== Text section

Theewaterskloof Dam, the largest dam in the system has risen to 38.55% compared to 19.61% same time last year.
The department’s Western Cape regional head Rashid Khan said the dam levels indicate that they are half full with more rains hoped for during this winter rainfall season.
“This is a significant step up for our water security in the Western Cape Province, especially those dams that are part of the WCWSS that supply the City of Cape Town,” he said.
Khan said that the need for water savings however remains, and the way forward in the face of climate change would be establishing alternative water sources as the primary source and the rainfall (regarded as surface water where it becomes available) as the secondary option, especially so when the climate change is taken into consideration.
He noted that it is not the intention of the department to curtail water users at household sphere of governance to 50 litres of water per person per day.
“The national department allows the local government to manage its water use such that its local commercial, industrial and domestic users utilise water accordingly. It is therefore the prerogative of a local government authority to set and manage its water use according to the water security prevailing at the time, such as after this rainfall event,” Khan explained.
He said the department is pleased for the much needed rainfall they have had thus far in winter rainfall season, and hope that “it continues to fill our dams to storage levels above 85%”.
“Our water security at this time is much healthier than a year or two ago during the debilitating drought that we have had for the past few years. Our collective effort as one government would be to guard against complacency and to work seamlessly as one government in the quest for higher levels of water security,” Khan said.

====
== Provided material

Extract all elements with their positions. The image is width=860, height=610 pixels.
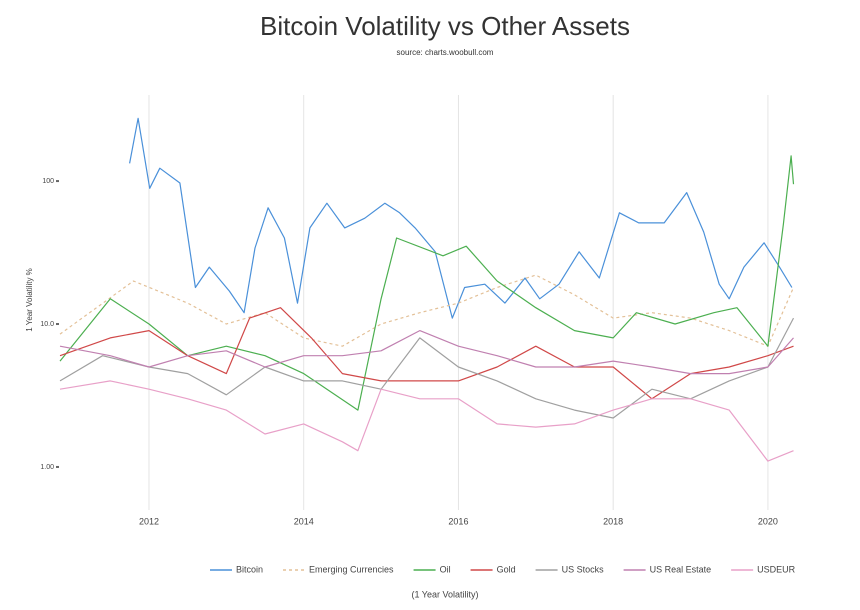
x-tick-label: 2014 — [294, 516, 314, 526]
x-tick-label: 2016 — [448, 516, 468, 526]
series-line — [129, 117, 793, 319]
y-axis-label: 1 Year Volatility % — [25, 268, 34, 332]
series-line — [59, 307, 794, 400]
x-tick-label: 2012 — [139, 516, 159, 526]
legend-label: Oil — [440, 564, 451, 574]
legend-label: US Stocks — [562, 564, 605, 574]
series-line — [59, 274, 795, 347]
x-axis-label: (1 Year Volatility) — [411, 589, 478, 599]
legend-label: Gold — [497, 564, 516, 574]
y-tick-label: 10.0 — [40, 321, 54, 328]
legend-label: Emerging Currencies — [309, 564, 394, 574]
chart-title: Bitcoin Volatility vs Other Assets — [260, 11, 630, 41]
chart-subtitle: source: charts.woobull.com — [397, 48, 494, 57]
legend-label: US Real Estate — [650, 564, 712, 574]
legend-label: USDEUR — [757, 564, 796, 574]
legend-label: Bitcoin — [236, 564, 263, 574]
series-line — [59, 155, 795, 411]
y-tick-label: 100 — [42, 178, 54, 185]
y-tick-label: 1.00 — [40, 464, 54, 471]
series-line — [59, 317, 795, 419]
x-tick-label: 2018 — [603, 516, 623, 526]
series-line — [59, 380, 794, 462]
x-tick-label: 2020 — [758, 516, 778, 526]
series-line — [59, 330, 794, 375]
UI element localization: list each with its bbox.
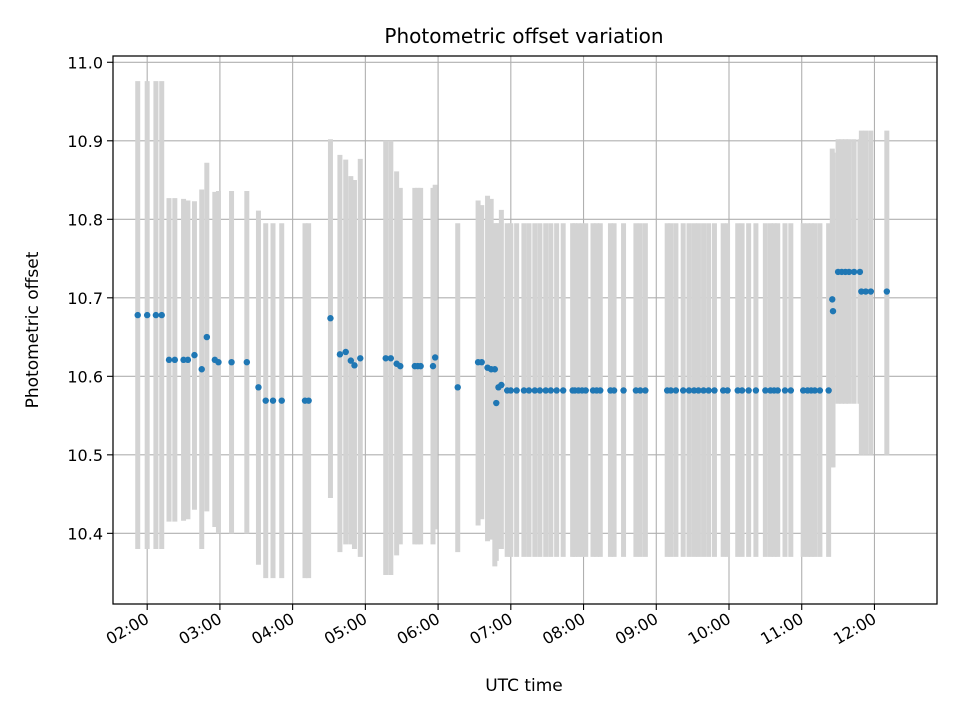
y-axis: 10.4 10.5 10.6 10.7 10.8 10.9 11.0 [67,53,113,543]
data-point [610,387,618,394]
data-point [171,356,179,364]
data-point [745,387,752,394]
data-point [342,348,349,356]
data-point [243,358,251,366]
data-point [883,288,891,295]
data-point [672,387,680,394]
data-point [679,387,687,394]
data-point [347,357,355,364]
data-point [738,387,746,394]
data-point [525,387,533,394]
data-point [781,387,789,394]
data-point [582,387,589,394]
data-point [191,351,198,359]
data-point [228,358,235,366]
data-point [269,397,277,404]
data-point [620,387,627,394]
data-point [513,387,520,394]
data-point [667,387,675,394]
data-point [382,355,389,362]
data-point [536,387,544,394]
data-point [711,387,718,394]
data-point [327,315,334,322]
data-point [700,387,707,394]
data-point [811,387,819,394]
data-point [705,387,712,394]
data-point [642,387,649,394]
data-point [825,387,832,394]
data-point [829,307,837,315]
data-point [387,355,395,362]
data-point [637,387,644,394]
data-point [431,354,439,361]
data-point [829,296,836,303]
y-tick-label: 10.8 [67,210,103,229]
data-point [507,387,515,394]
data-point [184,356,192,364]
chart-title: Photometric offset variation [384,24,663,48]
y-tick-label: 10.5 [67,446,103,465]
data-point [531,387,539,394]
y-axis-label: Photometric offset [23,251,43,408]
data-point [520,387,528,394]
data-point [255,384,262,391]
data-point [553,387,560,394]
data-point [752,387,760,394]
data-point [542,387,549,394]
data-point [203,333,211,341]
data-point [559,387,567,394]
data-point [357,355,364,362]
data-point [547,387,555,394]
data-point [787,387,795,394]
data-point [498,381,505,389]
x-axis-label: UTC time [485,676,563,696]
data-point [856,268,864,276]
data-point [867,288,875,295]
data-point [724,387,731,394]
data-point [850,268,858,276]
data-point [774,387,781,394]
data-point [152,311,160,319]
data-points [134,268,891,407]
data-point [478,358,485,366]
y-tick-label: 10.6 [67,367,103,386]
y-tick-label: 10.7 [67,289,103,308]
data-point [417,362,424,370]
data-point [158,311,165,319]
data-point [816,387,824,394]
data-point [397,362,404,370]
data-point [454,384,461,391]
data-point [493,399,500,407]
data-point [597,387,604,394]
data-point [685,387,693,394]
data-point [862,288,869,295]
y-tick-label: 11.0 [67,53,103,72]
data-point [491,366,499,373]
data-point [429,362,437,370]
y-tick-label: 10.9 [67,132,103,151]
data-point [278,397,285,404]
y-tick-label: 10.4 [67,524,103,543]
data-point [134,311,141,319]
data-point [845,268,853,276]
plot-frame [112,55,938,605]
data-point [165,356,173,364]
data-point [336,351,344,358]
data-point [351,362,358,369]
data-point [762,387,769,394]
data-point [695,387,702,394]
data-point [143,311,151,319]
data-point [262,397,269,404]
data-point [215,358,222,366]
data-point [305,397,312,404]
data-point [198,366,205,373]
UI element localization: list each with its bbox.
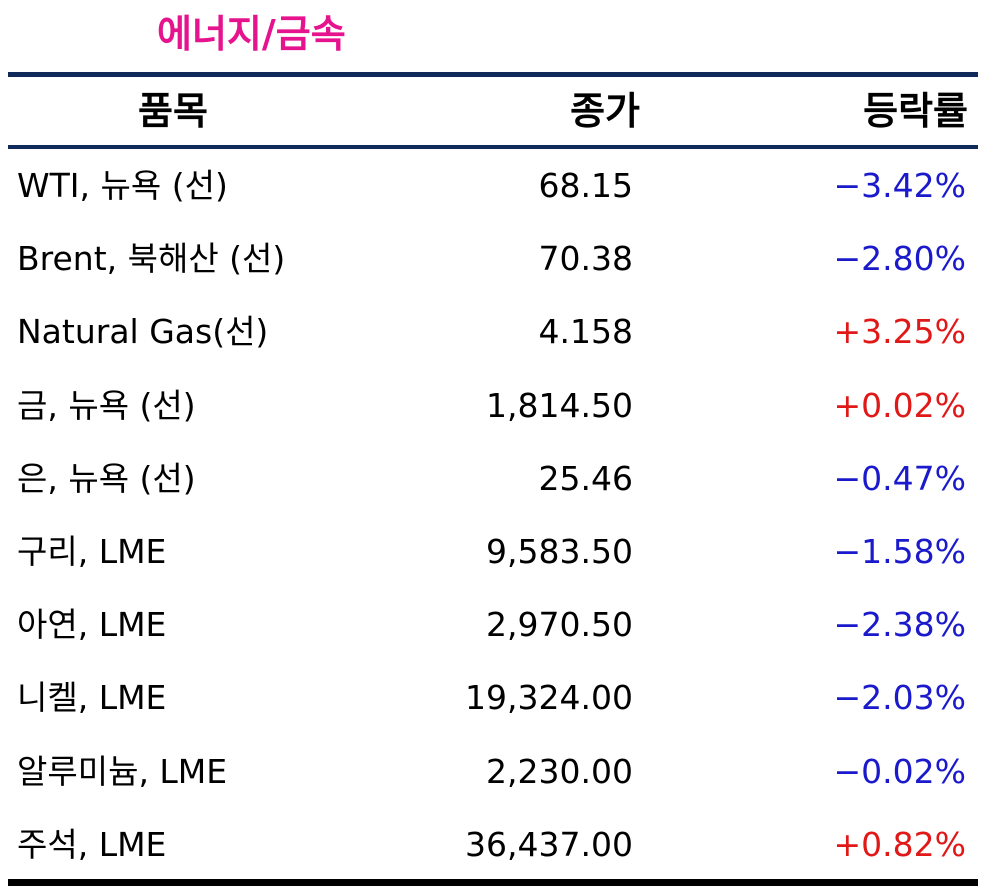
item-change: +0.82% — [833, 824, 966, 864]
table-row: 아연, LME 2,970.50 −2.38% — [8, 588, 978, 661]
page-title: 에너지/금속 — [157, 12, 346, 56]
item-close: 2,230.00 — [486, 751, 633, 791]
item-name: 니켈, LME — [17, 678, 167, 718]
table-row: 주석, LME 36,437.00 +0.82% — [8, 808, 978, 881]
item-change: +0.02% — [833, 385, 966, 425]
item-close: 2,970.50 — [486, 605, 633, 645]
item-name: 주석, LME — [17, 824, 167, 864]
item-close: 25.46 — [538, 458, 633, 498]
item-name: Brent, 북해산 (선) — [17, 239, 286, 279]
item-name: Natural Gas(선) — [17, 312, 269, 352]
item-change: −2.80% — [833, 239, 966, 279]
item-name: 아연, LME — [17, 605, 167, 645]
table-row: 구리, LME 9,583.50 −1.58% — [8, 515, 978, 588]
item-close: 68.15 — [538, 166, 633, 205]
table-row: 금, 뉴욕 (선) 1,814.50 +0.02% — [8, 369, 978, 442]
table-row: Brent, 북해산 (선) 70.38 −2.80% — [8, 222, 978, 295]
table-row: Natural Gas(선) 4.158 +3.25% — [8, 295, 978, 368]
item-change: −0.47% — [833, 458, 966, 498]
table-header: 품목 종가 등락률 — [8, 77, 978, 145]
item-name: 은, 뉴욕 (선) — [17, 458, 196, 498]
item-name: 금, 뉴욕 (선) — [17, 385, 196, 425]
item-name: WTI, 뉴욕 (선) — [17, 166, 228, 205]
table-body: WTI, 뉴욕 (선) 68.15 −3.42% Brent, 북해산 (선) … — [8, 149, 978, 881]
item-close: 19,324.00 — [465, 678, 633, 718]
item-name: 구리, LME — [17, 531, 167, 571]
item-change: −3.42% — [833, 166, 966, 205]
column-header-name: 품목 — [138, 89, 208, 133]
item-change: −0.02% — [833, 751, 966, 791]
item-close: 1,814.50 — [486, 385, 633, 425]
table-row: WTI, 뉴욕 (선) 68.15 −3.42% — [8, 149, 978, 222]
item-name: 알루미늄, LME — [17, 751, 228, 791]
table-row: 알루미늄, LME 2,230.00 −0.02% — [8, 735, 978, 808]
item-close: 9,583.50 — [486, 531, 633, 571]
item-change: +3.25% — [833, 312, 966, 352]
item-close: 70.38 — [538, 239, 633, 279]
column-header-close: 종가 — [570, 89, 640, 133]
table-bottom-rule — [8, 879, 978, 886]
table-row: 은, 뉴욕 (선) 25.46 −0.47% — [8, 442, 978, 515]
header-bottom-rule — [8, 145, 978, 149]
item-change: −2.38% — [833, 605, 966, 645]
item-change: −1.58% — [833, 531, 966, 571]
header-top-rule — [8, 72, 978, 77]
table-row: 니켈, LME 19,324.00 −2.03% — [8, 661, 978, 734]
item-close: 36,437.00 — [465, 824, 633, 864]
column-header-change: 등락률 — [863, 89, 968, 133]
item-close: 4.158 — [538, 312, 633, 352]
item-change: −2.03% — [833, 678, 966, 718]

====

Exercise prompt: How would you render this sentence from the dam-levels report in Spanish: "Theewaterskloof Dam, the largest dam in the system has risen to 38.55% compared to 19.61% same time last year."? Work only from the dam-levels report.

Solution to this problem: La represa Theewaterskloof, la más grande del sistema, ha subido al 38,55 % frente al 19,61 % en la misma época del año pasado.